Data for the task →
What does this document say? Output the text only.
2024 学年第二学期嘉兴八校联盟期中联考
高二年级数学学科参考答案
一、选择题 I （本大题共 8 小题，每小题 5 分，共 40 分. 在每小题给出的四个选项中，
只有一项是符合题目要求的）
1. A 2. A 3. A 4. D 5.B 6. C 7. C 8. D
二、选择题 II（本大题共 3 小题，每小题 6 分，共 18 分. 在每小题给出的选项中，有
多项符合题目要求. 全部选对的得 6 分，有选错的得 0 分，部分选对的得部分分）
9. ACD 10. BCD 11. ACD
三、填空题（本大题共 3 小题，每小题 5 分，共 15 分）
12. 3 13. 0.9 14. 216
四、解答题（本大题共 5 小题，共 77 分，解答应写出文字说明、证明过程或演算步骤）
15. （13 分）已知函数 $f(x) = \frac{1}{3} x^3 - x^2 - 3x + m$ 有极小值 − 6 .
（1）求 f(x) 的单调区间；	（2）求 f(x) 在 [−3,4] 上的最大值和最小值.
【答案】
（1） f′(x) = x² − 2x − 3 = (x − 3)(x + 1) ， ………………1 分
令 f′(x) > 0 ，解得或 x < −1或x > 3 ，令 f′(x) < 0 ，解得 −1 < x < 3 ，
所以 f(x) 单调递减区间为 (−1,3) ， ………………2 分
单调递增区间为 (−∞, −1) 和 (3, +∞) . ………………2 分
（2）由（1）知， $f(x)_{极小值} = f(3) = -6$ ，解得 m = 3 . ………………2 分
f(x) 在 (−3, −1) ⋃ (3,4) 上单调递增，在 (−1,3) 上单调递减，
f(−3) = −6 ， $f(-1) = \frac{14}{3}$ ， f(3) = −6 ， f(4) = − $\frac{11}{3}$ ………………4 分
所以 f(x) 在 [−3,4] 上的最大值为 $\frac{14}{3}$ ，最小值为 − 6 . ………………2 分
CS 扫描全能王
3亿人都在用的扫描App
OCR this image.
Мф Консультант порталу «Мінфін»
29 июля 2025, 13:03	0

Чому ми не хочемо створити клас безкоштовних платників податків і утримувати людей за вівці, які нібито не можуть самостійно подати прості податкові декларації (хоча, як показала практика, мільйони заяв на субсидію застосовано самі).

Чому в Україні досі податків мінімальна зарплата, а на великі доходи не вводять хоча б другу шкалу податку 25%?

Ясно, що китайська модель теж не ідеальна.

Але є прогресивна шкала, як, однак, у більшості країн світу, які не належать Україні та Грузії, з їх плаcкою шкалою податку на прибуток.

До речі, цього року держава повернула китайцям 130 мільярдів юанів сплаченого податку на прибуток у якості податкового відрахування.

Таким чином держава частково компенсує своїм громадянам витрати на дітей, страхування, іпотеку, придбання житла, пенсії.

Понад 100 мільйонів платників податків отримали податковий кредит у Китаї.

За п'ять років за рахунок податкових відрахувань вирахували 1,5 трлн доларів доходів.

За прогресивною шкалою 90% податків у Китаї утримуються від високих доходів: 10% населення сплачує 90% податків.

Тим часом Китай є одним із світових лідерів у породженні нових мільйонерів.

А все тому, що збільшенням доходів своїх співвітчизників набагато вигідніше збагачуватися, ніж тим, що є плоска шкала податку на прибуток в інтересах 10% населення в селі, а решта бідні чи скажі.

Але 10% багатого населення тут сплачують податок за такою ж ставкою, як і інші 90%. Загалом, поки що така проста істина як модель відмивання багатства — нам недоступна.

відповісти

The exercise → Generate an exact reproduction of all entries.

Output →
What does this document say? Output the text only.
2024 学年第二学期嘉兴八校联盟期中联考
高二年级数学学科参考答案
一、选择题 I （本大题共 8 小题，每小题 5 分，共 40 分. 在每小题给出的四个选项中，
只有一项是符合题目要求的）
1. A 2. A 3. A 4. D 5.B 6. C 7. C 8. D
二、选择题 II（本大题共 3 小题，每小题 6 分，共 18 分. 在每小题给出的选项中，有
多项符合题目要求. 全部选对的得 6 分，有选错的得 0 分，部分选对的得部分分）
9. ACD 10. BCD 11. ACD
三、填空题（本大题共 3 小题，每小题 5 分，共 15 分）
12. 3 13. 0.9 14. 216
四、解答题（本大题共 5 小题，共 77 分，解答应写出文字说明、证明过程或演算步骤）
15. （13 分）已知函数 $f(x) = \frac{1}{3} x^3 - x^2 - 3x + m$ 有极小值 − 6 .
（1）求 f(x) 的单调区间；	（2）求 f(x) 在 [−3,4] 上的最大值和最小值.
【答案】
（1） f′(x) = x² − 2x − 3 = (x − 3)(x + 1) ， ………………1 分
令 f′(x) > 0 ，解得或 x < −1或x > 3 ，令 f′(x) < 0 ，解得 −1 < x < 3 ，
所以 f(x) 单调递减区间为 (−1,3) ， ………………2 分
单调递增区间为 (−∞, −1) 和 (3, +∞) . ………………2 分
（2）由（1）知， $f(x)_{极小值} = f(3) = -6$ ，解得 m = 3 . ………………2 分
f(x) 在 (−3, −1) ⋃ (3,4) 上单调递增，在 (−1,3) 上单调递减，
f(−3) = −6 ， $f(-1) = \frac{14}{3}$ ， f(3) = −6 ， f(4) = − $\frac{11}{3}$ ………………4 分
所以 f(x) 在 [−3,4] 上的最大值为 $\frac{14}{3}$ ，最小值为 − 6 . ………………2 分
CS 扫描全能王
3亿人都在用的扫描App
OCR this image.
Мф Консультант порталу «Мінфін»
29 июля 2025, 13:03	0

Чому ми не хочемо створити клас безкоштовних платників податків і утримувати людей за вівці, які нібито не можуть самостійно подати прості податкові декларації (хоча, як показала практика, мільйони заяв на субсидію застосовано самі).

Чому в Україні досі податків мінімальна зарплата, а на великі доходи не вводять хоча б другу шкалу податку 25%?

Ясно, що китайська модель теж не ідеальна.

Але є прогресивна шкала, як, однак, у більшості країн світу, які не належать Україні та Грузії, з їх плаcкою шкалою податку на прибуток.

До речі, цього року держава повернула китайцям 130 мільярдів юанів сплаченого податку на прибуток у якості податкового відрахування.

Таким чином держава частково компенсує своїм громадянам витрати на дітей, страхування, іпотеку, придбання житла, пенсії.

Понад 100 мільйонів платників податків отримали податковий кредит у Китаї.

За п'ять років за рахунок податкових відрахувань вирахували 1,5 трлн доларів доходів.

За прогресивною шкалою 90% податків у Китаї утримуються від високих доходів: 10% населення сплачує 90% податків.

Тим часом Китай є одним із світових лідерів у породженні нових мільйонерів.

А все тому, що збільшенням доходів своїх співвітчизників набагато вигідніше збагачуватися, ніж тим, що є плоска шкала податку на прибуток в інтересах 10% населення в селі, а решта бідні чи скажі.

Але 10% багатого населення тут сплачують податок за такою ж ставкою, як і інші 90%. Загалом, поки що така проста істина як модель відмивання багатства — нам недоступна.

відповісти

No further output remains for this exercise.